::: Task input

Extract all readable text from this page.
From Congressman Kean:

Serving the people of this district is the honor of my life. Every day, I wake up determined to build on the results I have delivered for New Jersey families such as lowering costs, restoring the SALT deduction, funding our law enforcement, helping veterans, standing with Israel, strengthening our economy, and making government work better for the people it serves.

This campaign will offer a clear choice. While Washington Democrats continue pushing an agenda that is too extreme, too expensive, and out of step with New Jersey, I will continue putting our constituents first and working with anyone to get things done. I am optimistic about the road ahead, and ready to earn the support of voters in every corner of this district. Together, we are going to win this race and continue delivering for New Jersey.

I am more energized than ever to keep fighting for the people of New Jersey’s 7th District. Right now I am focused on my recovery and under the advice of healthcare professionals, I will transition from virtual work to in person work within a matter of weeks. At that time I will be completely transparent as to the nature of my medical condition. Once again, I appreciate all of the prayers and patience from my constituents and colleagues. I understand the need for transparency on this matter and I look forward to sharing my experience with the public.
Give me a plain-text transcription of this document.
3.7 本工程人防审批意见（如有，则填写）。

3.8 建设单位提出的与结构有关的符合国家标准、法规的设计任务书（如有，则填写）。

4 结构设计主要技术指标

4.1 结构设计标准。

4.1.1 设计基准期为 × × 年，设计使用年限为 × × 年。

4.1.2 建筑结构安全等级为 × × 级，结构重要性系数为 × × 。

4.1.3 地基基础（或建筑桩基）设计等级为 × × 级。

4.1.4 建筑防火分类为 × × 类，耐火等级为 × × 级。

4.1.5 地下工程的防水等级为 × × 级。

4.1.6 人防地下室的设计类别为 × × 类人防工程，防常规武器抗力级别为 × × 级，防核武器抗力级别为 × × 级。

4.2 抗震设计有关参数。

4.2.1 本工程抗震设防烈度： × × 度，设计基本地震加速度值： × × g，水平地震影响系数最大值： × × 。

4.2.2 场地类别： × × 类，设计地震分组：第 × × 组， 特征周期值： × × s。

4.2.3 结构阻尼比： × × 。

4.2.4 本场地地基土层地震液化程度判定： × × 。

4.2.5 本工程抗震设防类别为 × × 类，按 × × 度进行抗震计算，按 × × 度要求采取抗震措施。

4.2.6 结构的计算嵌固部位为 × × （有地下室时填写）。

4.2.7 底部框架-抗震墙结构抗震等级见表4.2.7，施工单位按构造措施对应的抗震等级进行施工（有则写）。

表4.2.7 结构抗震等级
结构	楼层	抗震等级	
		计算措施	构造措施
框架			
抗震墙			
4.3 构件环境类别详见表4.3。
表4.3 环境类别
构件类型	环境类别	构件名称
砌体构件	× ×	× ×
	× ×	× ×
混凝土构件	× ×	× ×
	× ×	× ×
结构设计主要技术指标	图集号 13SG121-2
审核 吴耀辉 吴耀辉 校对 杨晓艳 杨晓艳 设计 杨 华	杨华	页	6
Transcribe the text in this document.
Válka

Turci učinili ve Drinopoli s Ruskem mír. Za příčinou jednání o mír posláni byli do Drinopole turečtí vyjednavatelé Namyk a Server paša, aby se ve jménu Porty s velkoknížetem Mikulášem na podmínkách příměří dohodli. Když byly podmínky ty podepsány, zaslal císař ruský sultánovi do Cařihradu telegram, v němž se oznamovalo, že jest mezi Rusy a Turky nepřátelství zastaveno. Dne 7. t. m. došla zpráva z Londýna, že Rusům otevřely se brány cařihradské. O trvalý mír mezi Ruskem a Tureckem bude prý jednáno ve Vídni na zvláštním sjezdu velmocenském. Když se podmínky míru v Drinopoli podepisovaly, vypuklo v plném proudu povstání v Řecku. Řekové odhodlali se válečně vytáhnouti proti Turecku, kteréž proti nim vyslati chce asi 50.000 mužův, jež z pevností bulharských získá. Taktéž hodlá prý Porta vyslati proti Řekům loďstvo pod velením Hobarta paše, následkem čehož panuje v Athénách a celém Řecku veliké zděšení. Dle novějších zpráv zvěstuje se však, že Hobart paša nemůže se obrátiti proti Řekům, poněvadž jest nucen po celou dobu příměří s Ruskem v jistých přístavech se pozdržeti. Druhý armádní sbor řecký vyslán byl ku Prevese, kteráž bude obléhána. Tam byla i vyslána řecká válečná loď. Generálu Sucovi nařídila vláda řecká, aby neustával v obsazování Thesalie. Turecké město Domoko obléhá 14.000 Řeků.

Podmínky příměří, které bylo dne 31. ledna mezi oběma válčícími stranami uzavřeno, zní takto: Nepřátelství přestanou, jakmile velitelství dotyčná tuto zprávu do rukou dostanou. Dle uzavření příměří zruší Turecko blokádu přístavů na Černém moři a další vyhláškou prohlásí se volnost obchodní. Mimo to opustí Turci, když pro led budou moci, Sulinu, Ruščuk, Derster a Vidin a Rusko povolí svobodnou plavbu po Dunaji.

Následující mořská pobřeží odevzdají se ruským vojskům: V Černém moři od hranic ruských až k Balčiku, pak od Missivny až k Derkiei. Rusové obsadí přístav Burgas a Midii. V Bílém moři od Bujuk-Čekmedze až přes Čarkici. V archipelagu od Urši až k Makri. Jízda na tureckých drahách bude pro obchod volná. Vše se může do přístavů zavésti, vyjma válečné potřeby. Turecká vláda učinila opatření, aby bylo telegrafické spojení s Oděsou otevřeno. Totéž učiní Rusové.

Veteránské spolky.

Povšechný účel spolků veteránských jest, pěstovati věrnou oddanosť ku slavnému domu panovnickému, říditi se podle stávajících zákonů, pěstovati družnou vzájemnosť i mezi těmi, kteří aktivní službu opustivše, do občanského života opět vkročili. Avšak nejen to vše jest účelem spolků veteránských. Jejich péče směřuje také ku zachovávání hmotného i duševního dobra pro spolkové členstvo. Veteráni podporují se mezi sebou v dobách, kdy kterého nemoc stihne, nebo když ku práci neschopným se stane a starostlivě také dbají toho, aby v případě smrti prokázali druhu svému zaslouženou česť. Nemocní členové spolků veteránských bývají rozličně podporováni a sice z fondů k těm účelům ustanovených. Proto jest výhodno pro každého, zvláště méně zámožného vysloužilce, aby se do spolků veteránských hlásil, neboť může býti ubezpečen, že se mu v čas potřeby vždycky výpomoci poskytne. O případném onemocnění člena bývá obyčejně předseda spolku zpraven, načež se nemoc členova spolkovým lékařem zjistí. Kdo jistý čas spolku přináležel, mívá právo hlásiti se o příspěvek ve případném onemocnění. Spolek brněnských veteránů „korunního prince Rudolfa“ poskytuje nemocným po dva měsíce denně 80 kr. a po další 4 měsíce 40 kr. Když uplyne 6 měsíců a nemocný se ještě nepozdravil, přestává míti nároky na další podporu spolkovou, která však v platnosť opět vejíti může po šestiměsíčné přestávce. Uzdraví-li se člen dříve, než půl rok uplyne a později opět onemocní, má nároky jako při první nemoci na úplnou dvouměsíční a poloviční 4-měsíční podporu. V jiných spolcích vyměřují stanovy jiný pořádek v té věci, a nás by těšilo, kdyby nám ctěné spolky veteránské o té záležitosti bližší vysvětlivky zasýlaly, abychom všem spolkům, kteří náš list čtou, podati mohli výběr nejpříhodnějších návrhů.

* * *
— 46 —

::::::

■ Exercise prompt:
Using the material above, print every entry exactly as written.

■ In response:
Extract all readable text from this page.
From Congressman Kean:

Serving the people of this district is the honor of my life. Every day, I wake up determined to build on the results I have delivered for New Jersey families such as lowering costs, restoring the SALT deduction, funding our law enforcement, helping veterans, standing with Israel, strengthening our economy, and making government work better for the people it serves.

This campaign will offer a clear choice. While Washington Democrats continue pushing an agenda that is too extreme, too expensive, and out of step with New Jersey, I will continue putting our constituents first and working with anyone to get things done. I am optimistic about the road ahead, and ready to earn the support of voters in every corner of this district. Together, we are going to win this race and continue delivering for New Jersey.

I am more energized than ever to keep fighting for the people of New Jersey’s 7th District. Right now I am focused on my recovery and under the advice of healthcare professionals, I will transition from virtual work to in person work within a matter of weeks. At that time I will be completely transparent as to the nature of my medical condition. Once again, I appreciate all of the prayers and patience from my constituents and colleagues. I understand the need for transparency on this matter and I look forward to sharing my experience with the public.
Give me a plain-text transcription of this document.
3.7 本工程人防审批意见（如有，则填写）。

3.8 建设单位提出的与结构有关的符合国家标准、法规的设计任务书（如有，则填写）。

4 结构设计主要技术指标

4.1 结构设计标准。

4.1.1 设计基准期为 × × 年，设计使用年限为 × × 年。

4.1.2 建筑结构安全等级为 × × 级，结构重要性系数为 × × 。

4.1.3 地基基础（或建筑桩基）设计等级为 × × 级。

4.1.4 建筑防火分类为 × × 类，耐火等级为 × × 级。

4.1.5 地下工程的防水等级为 × × 级。

4.1.6 人防地下室的设计类别为 × × 类人防工程，防常规武器抗力级别为 × × 级，防核武器抗力级别为 × × 级。

4.2 抗震设计有关参数。

4.2.1 本工程抗震设防烈度： × × 度，设计基本地震加速度值： × × g，水平地震影响系数最大值： × × 。

4.2.2 场地类别： × × 类，设计地震分组：第 × × 组， 特征周期值： × × s。

4.2.3 结构阻尼比： × × 。

4.2.4 本场地地基土层地震液化程度判定： × × 。

4.2.5 本工程抗震设防类别为 × × 类，按 × × 度进行抗震计算，按 × × 度要求采取抗震措施。

4.2.6 结构的计算嵌固部位为 × × （有地下室时填写）。

4.2.7 底部框架-抗震墙结构抗震等级见表4.2.7，施工单位按构造措施对应的抗震等级进行施工（有则写）。

表4.2.7 结构抗震等级
结构	楼层	抗震等级	
		计算措施	构造措施
框架			
抗震墙			
4.3 构件环境类别详见表4.3。
表4.3 环境类别
构件类型	环境类别	构件名称
砌体构件	× ×	× ×
	× ×	× ×
混凝土构件	× ×	× ×
	× ×	× ×
结构设计主要技术指标	图集号 13SG121-2
审核 吴耀辉 吴耀辉 校对 杨晓艳 杨晓艳 设计 杨 华	杨华	页	6
Transcribe the text in this document.
Válka

Turci učinili ve Drinopoli s Ruskem mír. Za příčinou jednání o mír posláni byli do Drinopole turečtí vyjednavatelé Namyk a Server paša, aby se ve jménu Porty s velkoknížetem Mikulášem na podmínkách příměří dohodli. Když byly podmínky ty podepsány, zaslal císař ruský sultánovi do Cařihradu telegram, v němž se oznamovalo, že jest mezi Rusy a Turky nepřátelství zastaveno. Dne 7. t. m. došla zpráva z Londýna, že Rusům otevřely se brány cařihradské. O trvalý mír mezi Ruskem a Tureckem bude prý jednáno ve Vídni na zvláštním sjezdu velmocenském. Když se podmínky míru v Drinopoli podepisovaly, vypuklo v plném proudu povstání v Řecku. Řekové odhodlali se válečně vytáhnouti proti Turecku, kteréž proti nim vyslati chce asi 50.000 mužův, jež z pevností bulharských získá. Taktéž hodlá prý Porta vyslati proti Řekům loďstvo pod velením Hobarta paše, následkem čehož panuje v Athénách a celém Řecku veliké zděšení. Dle novějších zpráv zvěstuje se však, že Hobart paša nemůže se obrátiti proti Řekům, poněvadž jest nucen po celou dobu příměří s Ruskem v jistých přístavech se pozdržeti. Druhý armádní sbor řecký vyslán byl ku Prevese, kteráž bude obléhána. Tam byla i vyslána řecká válečná loď. Generálu Sucovi nařídila vláda řecká, aby neustával v obsazování Thesalie. Turecké město Domoko obléhá 14.000 Řeků.

Podmínky příměří, které bylo dne 31. ledna mezi oběma válčícími stranami uzavřeno, zní takto: Nepřátelství přestanou, jakmile velitelství dotyčná tuto zprávu do rukou dostanou. Dle uzavření příměří zruší Turecko blokádu přístavů na Černém moři a další vyhláškou prohlásí se volnost obchodní. Mimo to opustí Turci, když pro led budou moci, Sulinu, Ruščuk, Derster a Vidin a Rusko povolí svobodnou plavbu po Dunaji.

Následující mořská pobřeží odevzdají se ruským vojskům: V Černém moři od hranic ruských až k Balčiku, pak od Missivny až k Derkiei. Rusové obsadí přístav Burgas a Midii. V Bílém moři od Bujuk-Čekmedze až přes Čarkici. V archipelagu od Urši až k Makri. Jízda na tureckých drahách bude pro obchod volná. Vše se může do přístavů zavésti, vyjma válečné potřeby. Turecká vláda učinila opatření, aby bylo telegrafické spojení s Oděsou otevřeno. Totéž učiní Rusové.

Veteránské spolky.

Povšechný účel spolků veteránských jest, pěstovati věrnou oddanosť ku slavnému domu panovnickému, říditi se podle stávajících zákonů, pěstovati družnou vzájemnosť i mezi těmi, kteří aktivní službu opustivše, do občanského života opět vkročili. Avšak nejen to vše jest účelem spolků veteránských. Jejich péče směřuje také ku zachovávání hmotného i duševního dobra pro spolkové členstvo. Veteráni podporují se mezi sebou v dobách, kdy kterého nemoc stihne, nebo když ku práci neschopným se stane a starostlivě také dbají toho, aby v případě smrti prokázali druhu svému zaslouženou česť. Nemocní členové spolků veteránských bývají rozličně podporováni a sice z fondů k těm účelům ustanovených. Proto jest výhodno pro každého, zvláště méně zámožného vysloužilce, aby se do spolků veteránských hlásil, neboť může býti ubezpečen, že se mu v čas potřeby vždycky výpomoci poskytne. O případném onemocnění člena bývá obyčejně předseda spolku zpraven, načež se nemoc členova spolkovým lékařem zjistí. Kdo jistý čas spolku přináležel, mívá právo hlásiti se o příspěvek ve případném onemocnění. Spolek brněnských veteránů „korunního prince Rudolfa“ poskytuje nemocným po dva měsíce denně 80 kr. a po další 4 měsíce 40 kr. Když uplyne 6 měsíců a nemocný se ještě nepozdravil, přestává míti nároky na další podporu spolkovou, která však v platnosť opět vejíti může po šestiměsíčné přestávce. Uzdraví-li se člen dříve, než půl rok uplyne a později opět onemocní, má nároky jako při první nemoci na úplnou dvouměsíční a poloviční 4-měsíční podporu. V jiných spolcích vyměřují stanovy jiný pořádek v té věci, a nás by těšilo, kdyby nám ctěné spolky veteránské o té záležitosti bližší vysvětlivky zasýlaly, abychom všem spolkům, kteří náš list čtou, podati mohli výběr nejpříhodnějších návrhů.

* * *
— 46 —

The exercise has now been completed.